### GIVEN TASK
Print each line of the listing once more, precisely as given.

Dataset entries:
========
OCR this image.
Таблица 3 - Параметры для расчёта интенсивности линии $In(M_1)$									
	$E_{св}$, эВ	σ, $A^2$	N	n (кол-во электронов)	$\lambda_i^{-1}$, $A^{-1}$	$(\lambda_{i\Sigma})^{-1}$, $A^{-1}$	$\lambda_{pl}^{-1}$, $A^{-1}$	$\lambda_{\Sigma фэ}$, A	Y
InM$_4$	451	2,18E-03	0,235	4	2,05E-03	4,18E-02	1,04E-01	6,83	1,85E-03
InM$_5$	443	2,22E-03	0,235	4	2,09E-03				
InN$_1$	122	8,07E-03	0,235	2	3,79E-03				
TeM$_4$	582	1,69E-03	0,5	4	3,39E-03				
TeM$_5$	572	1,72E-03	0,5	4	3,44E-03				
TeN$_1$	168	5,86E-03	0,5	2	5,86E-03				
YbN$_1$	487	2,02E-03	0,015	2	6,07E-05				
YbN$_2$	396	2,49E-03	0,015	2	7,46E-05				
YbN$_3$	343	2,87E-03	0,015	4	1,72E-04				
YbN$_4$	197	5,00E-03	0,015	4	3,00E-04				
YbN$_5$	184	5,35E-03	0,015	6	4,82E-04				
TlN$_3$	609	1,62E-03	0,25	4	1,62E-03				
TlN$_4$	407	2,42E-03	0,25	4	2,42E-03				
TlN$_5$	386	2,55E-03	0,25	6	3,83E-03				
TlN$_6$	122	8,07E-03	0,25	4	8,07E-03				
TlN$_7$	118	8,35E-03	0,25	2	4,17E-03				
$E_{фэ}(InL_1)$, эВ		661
========
### THE RESULT
OCR this image.
Таблица 3 - Параметры для расчёта интенсивности линии $In(M_1)$									
	$E_{св}$, эВ	σ, $A^2$	N	n (кол-во электронов)	$\lambda_i^{-1}$, $A^{-1}$	$(\lambda_{i\Sigma})^{-1}$, $A^{-1}$	$\lambda_{pl}^{-1}$, $A^{-1}$	$\lambda_{\Sigma фэ}$, A	Y
InM$_4$	451	2,18E-03	0,235	4	2,05E-03	4,18E-02	1,04E-01	6,83	1,85E-03
InM$_5$	443	2,22E-03	0,235	4	2,09E-03				
InN$_1$	122	8,07E-03	0,235	2	3,79E-03				
TeM$_4$	582	1,69E-03	0,5	4	3,39E-03				
TeM$_5$	572	1,72E-03	0,5	4	3,44E-03				
TeN$_1$	168	5,86E-03	0,5	2	5,86E-03				
YbN$_1$	487	2,02E-03	0,015	2	6,07E-05				
YbN$_2$	396	2,49E-03	0,015	2	7,46E-05				
YbN$_3$	343	2,87E-03	0,015	4	1,72E-04				
YbN$_4$	197	5,00E-03	0,015	4	3,00E-04				
YbN$_5$	184	5,35E-03	0,015	6	4,82E-04				
TlN$_3$	609	1,62E-03	0,25	4	1,62E-03				
TlN$_4$	407	2,42E-03	0,25	4	2,42E-03				
TlN$_5$	386	2,55E-03	0,25	6	3,83E-03				
TlN$_6$	122	8,07E-03	0,25	4	8,07E-03				
TlN$_7$	118	8,35E-03	0,25	2	4,17E-03				
$E_{фэ}(InL_1)$, эВ		661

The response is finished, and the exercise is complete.